Goal
Beneath this task is a listing; retype all of it exactly.

[start]

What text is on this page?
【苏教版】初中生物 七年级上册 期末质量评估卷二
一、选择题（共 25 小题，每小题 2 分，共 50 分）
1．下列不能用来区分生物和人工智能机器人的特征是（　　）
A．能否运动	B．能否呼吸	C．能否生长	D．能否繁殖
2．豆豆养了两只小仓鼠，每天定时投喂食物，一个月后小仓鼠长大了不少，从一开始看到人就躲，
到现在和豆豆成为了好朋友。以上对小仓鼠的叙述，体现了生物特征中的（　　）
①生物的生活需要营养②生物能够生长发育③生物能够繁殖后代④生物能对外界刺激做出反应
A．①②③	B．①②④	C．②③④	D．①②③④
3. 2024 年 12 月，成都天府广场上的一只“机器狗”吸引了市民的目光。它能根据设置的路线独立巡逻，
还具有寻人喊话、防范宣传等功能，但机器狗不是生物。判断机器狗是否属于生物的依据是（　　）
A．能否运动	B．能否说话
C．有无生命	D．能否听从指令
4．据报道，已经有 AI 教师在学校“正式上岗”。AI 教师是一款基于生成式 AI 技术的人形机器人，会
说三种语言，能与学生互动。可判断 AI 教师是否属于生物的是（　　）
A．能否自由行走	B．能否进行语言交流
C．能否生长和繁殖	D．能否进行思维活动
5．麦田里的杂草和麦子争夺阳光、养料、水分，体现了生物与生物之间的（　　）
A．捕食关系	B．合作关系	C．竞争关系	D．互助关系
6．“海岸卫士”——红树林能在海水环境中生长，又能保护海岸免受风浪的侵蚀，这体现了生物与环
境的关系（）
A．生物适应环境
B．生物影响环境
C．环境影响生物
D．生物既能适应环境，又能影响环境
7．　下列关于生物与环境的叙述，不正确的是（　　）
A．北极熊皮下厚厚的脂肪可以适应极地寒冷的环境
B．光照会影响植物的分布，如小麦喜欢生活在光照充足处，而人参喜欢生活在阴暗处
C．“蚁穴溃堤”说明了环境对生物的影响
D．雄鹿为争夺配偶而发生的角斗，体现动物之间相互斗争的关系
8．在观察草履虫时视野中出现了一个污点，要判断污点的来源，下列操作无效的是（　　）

[end]

Finished answer
What text is on this page?
【苏教版】初中生物 七年级上册 期末质量评估卷二
一、选择题（共 25 小题，每小题 2 分，共 50 分）
1．下列不能用来区分生物和人工智能机器人的特征是（　　）
A．能否运动	B．能否呼吸	C．能否生长	D．能否繁殖
2．豆豆养了两只小仓鼠，每天定时投喂食物，一个月后小仓鼠长大了不少，从一开始看到人就躲，
到现在和豆豆成为了好朋友。以上对小仓鼠的叙述，体现了生物特征中的（　　）
①生物的生活需要营养②生物能够生长发育③生物能够繁殖后代④生物能对外界刺激做出反应
A．①②③	B．①②④	C．②③④	D．①②③④
3. 2024 年 12 月，成都天府广场上的一只“机器狗”吸引了市民的目光。它能根据设置的路线独立巡逻，
还具有寻人喊话、防范宣传等功能，但机器狗不是生物。判断机器狗是否属于生物的依据是（　　）
A．能否运动	B．能否说话
C．有无生命	D．能否听从指令
4．据报道，已经有 AI 教师在学校“正式上岗”。AI 教师是一款基于生成式 AI 技术的人形机器人，会
说三种语言，能与学生互动。可判断 AI 教师是否属于生物的是（　　）
A．能否自由行走	B．能否进行语言交流
C．能否生长和繁殖	D．能否进行思维活动
5．麦田里的杂草和麦子争夺阳光、养料、水分，体现了生物与生物之间的（　　）
A．捕食关系	B．合作关系	C．竞争关系	D．互助关系
6．“海岸卫士”——红树林能在海水环境中生长，又能保护海岸免受风浪的侵蚀，这体现了生物与环
境的关系（）
A．生物适应环境
B．生物影响环境
C．环境影响生物
D．生物既能适应环境，又能影响环境
7．　下列关于生物与环境的叙述，不正确的是（　　）
A．北极熊皮下厚厚的脂肪可以适应极地寒冷的环境
B．光照会影响植物的分布，如小麦喜欢生活在光照充足处，而人参喜欢生活在阴暗处
C．“蚁穴溃堤”说明了环境对生物的影响
D．雄鹿为争夺配偶而发生的角斗，体现动物之间相互斗争的关系
8．在观察草履虫时视野中出现了一个污点，要判断污点的来源，下列操作无效的是（　　）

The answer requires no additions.